THE EXERCISE:
Each line that includes the word "paro" counts once; give the total and nothing more.

Data tied to figure images:
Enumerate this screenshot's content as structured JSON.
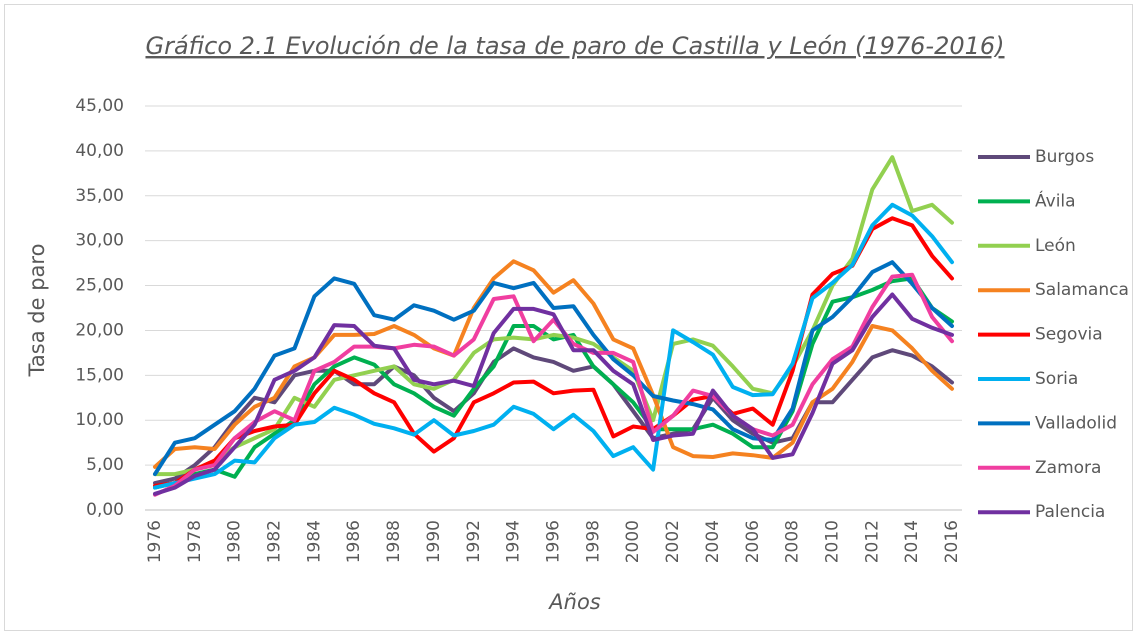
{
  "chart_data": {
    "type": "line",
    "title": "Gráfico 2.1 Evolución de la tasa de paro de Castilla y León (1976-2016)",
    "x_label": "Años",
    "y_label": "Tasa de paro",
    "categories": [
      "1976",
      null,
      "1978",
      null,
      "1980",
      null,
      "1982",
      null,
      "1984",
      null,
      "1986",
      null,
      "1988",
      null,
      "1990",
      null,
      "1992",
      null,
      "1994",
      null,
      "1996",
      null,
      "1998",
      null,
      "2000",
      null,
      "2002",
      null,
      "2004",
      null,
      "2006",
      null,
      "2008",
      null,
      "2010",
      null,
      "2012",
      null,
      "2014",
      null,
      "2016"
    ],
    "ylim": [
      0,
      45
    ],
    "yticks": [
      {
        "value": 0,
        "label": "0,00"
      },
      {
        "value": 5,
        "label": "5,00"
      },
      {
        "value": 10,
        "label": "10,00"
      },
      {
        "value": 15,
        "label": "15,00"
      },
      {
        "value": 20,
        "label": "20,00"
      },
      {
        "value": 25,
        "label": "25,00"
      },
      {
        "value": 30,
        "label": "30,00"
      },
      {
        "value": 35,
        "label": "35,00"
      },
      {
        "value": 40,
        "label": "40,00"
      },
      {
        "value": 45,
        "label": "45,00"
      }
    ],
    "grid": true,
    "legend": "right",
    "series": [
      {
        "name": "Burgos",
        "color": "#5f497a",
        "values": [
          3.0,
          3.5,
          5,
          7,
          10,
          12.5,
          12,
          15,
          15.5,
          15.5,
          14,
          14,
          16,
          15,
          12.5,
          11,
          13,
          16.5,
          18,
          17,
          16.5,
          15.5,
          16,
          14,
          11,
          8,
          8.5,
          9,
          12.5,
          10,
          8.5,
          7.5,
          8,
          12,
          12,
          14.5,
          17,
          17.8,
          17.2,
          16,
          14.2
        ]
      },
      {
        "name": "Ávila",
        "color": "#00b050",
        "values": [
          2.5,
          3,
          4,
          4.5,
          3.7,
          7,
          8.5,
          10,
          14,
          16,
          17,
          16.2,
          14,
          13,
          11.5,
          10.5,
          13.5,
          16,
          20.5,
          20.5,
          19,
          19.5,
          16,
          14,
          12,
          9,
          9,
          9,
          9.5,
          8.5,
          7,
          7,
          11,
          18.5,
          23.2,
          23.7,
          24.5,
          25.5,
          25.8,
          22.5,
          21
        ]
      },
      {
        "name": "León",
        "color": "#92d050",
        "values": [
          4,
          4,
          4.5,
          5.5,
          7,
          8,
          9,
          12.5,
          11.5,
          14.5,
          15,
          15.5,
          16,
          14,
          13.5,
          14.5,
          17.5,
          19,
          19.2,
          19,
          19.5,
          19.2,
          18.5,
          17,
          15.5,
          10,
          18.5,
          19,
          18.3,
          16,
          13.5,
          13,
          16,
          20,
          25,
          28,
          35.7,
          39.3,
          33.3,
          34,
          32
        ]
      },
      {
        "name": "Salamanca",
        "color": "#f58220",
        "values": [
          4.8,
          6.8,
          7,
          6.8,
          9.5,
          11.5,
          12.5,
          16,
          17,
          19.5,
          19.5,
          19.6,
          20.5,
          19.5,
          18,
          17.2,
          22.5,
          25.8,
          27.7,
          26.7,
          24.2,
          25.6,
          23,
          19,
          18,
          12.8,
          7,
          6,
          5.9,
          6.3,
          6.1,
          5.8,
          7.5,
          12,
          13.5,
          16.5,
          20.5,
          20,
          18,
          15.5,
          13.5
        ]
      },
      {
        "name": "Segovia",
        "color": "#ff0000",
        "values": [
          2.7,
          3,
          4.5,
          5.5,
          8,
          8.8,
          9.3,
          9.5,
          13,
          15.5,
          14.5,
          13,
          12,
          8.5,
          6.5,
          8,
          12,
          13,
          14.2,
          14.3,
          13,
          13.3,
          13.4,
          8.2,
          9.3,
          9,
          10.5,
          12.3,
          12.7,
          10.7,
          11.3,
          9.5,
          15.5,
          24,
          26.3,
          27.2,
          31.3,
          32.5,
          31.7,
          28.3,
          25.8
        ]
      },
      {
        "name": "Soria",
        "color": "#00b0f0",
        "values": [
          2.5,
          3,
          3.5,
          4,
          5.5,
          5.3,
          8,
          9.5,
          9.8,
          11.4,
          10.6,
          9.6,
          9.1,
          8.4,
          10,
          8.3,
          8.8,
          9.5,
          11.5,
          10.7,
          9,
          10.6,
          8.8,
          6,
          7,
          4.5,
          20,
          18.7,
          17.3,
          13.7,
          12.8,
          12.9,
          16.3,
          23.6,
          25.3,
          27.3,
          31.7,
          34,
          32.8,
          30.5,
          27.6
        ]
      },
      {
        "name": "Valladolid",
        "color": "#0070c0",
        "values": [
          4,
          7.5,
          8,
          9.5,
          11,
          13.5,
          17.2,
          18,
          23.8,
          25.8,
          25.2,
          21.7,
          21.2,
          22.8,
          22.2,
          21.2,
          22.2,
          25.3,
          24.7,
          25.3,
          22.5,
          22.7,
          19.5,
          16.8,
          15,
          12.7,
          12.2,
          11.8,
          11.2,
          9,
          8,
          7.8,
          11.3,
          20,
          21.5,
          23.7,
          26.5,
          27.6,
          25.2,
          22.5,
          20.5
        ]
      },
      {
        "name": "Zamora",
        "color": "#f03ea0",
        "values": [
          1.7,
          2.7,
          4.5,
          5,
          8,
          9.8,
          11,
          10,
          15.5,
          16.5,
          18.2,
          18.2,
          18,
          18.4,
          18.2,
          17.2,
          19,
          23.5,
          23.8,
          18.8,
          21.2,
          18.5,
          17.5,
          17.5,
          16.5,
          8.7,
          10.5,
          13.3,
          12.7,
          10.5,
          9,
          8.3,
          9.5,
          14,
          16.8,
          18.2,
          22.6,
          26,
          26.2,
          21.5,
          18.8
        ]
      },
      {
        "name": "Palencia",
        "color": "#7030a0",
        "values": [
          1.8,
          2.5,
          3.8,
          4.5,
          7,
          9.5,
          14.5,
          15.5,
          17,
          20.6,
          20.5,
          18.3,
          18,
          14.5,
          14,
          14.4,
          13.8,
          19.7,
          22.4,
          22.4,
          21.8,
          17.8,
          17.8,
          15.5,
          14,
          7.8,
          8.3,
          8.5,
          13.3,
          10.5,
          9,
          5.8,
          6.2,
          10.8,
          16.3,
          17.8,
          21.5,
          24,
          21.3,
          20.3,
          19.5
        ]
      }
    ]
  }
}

SOLUTION:
2